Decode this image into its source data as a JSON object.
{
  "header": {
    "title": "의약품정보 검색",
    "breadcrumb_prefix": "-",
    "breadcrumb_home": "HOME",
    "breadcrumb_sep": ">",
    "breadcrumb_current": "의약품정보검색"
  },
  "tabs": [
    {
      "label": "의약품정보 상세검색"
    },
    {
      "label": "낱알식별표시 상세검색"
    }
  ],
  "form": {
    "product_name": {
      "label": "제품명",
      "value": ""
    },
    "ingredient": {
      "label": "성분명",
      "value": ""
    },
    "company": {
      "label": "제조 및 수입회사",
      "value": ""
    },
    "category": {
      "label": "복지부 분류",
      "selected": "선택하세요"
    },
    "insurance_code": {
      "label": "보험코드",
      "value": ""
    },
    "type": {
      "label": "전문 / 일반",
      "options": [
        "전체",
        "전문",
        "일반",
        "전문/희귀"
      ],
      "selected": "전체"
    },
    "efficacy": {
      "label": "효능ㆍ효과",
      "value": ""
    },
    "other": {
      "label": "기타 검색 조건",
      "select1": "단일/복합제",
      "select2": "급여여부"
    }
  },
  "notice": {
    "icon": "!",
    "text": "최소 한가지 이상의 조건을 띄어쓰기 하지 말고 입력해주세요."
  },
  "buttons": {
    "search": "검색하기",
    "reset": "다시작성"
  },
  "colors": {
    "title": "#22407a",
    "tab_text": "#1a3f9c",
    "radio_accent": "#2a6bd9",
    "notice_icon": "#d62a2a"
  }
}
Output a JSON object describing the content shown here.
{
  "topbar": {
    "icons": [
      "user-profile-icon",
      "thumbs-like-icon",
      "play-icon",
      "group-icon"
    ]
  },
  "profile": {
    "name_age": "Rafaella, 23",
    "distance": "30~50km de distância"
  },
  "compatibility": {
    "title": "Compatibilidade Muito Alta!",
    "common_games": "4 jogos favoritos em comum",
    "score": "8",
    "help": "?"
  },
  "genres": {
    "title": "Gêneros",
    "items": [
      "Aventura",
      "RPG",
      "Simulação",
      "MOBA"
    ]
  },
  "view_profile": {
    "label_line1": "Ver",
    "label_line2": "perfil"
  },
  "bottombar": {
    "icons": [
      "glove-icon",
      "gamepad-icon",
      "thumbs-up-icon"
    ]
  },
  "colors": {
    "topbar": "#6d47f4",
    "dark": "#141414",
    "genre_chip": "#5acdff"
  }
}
--------------------
*Work to do*
Restate all of the entries exactly, please.

*The response*
Decode this image into its source data as a JSON object.
{
  "header": {
    "title": "의약품정보 검색",
    "breadcrumb_prefix": "-",
    "breadcrumb_home": "HOME",
    "breadcrumb_sep": ">",
    "breadcrumb_current": "의약품정보검색"
  },
  "tabs": [
    {
      "label": "의약품정보 상세검색"
    },
    {
      "label": "낱알식별표시 상세검색"
    }
  ],
  "form": {
    "product_name": {
      "label": "제품명",
      "value": ""
    },
    "ingredient": {
      "label": "성분명",
      "value": ""
    },
    "company": {
      "label": "제조 및 수입회사",
      "value": ""
    },
    "category": {
      "label": "복지부 분류",
      "selected": "선택하세요"
    },
    "insurance_code": {
      "label": "보험코드",
      "value": ""
    },
    "type": {
      "label": "전문 / 일반",
      "options": [
        "전체",
        "전문",
        "일반",
        "전문/희귀"
      ],
      "selected": "전체"
    },
    "efficacy": {
      "label": "효능ㆍ효과",
      "value": ""
    },
    "other": {
      "label": "기타 검색 조건",
      "select1": "단일/복합제",
      "select2": "급여여부"
    }
  },
  "notice": {
    "icon": "!",
    "text": "최소 한가지 이상의 조건을 띄어쓰기 하지 말고 입력해주세요."
  },
  "buttons": {
    "search": "검색하기",
    "reset": "다시작성"
  },
  "colors": {
    "title": "#22407a",
    "tab_text": "#1a3f9c",
    "radio_accent": "#2a6bd9",
    "notice_icon": "#d62a2a"
  }
}
Output a JSON object describing the content shown here.
{
  "topbar": {
    "icons": [
      "user-profile-icon",
      "thumbs-like-icon",
      "play-icon",
      "group-icon"
    ]
  },
  "profile": {
    "name_age": "Rafaella, 23",
    "distance": "30~50km de distância"
  },
  "compatibility": {
    "title": "Compatibilidade Muito Alta!",
    "common_games": "4 jogos favoritos em comum",
    "score": "8",
    "help": "?"
  },
  "genres": {
    "title": "Gêneros",
    "items": [
      "Aventura",
      "RPG",
      "Simulação",
      "MOBA"
    ]
  },
  "view_profile": {
    "label_line1": "Ver",
    "label_line2": "perfil"
  },
  "bottombar": {
    "icons": [
      "glove-icon",
      "gamepad-icon",
      "thumbs-up-icon"
    ]
  },
  "colors": {
    "topbar": "#6d47f4",
    "dark": "#141414",
    "genre_chip": "#5acdff"
  }
}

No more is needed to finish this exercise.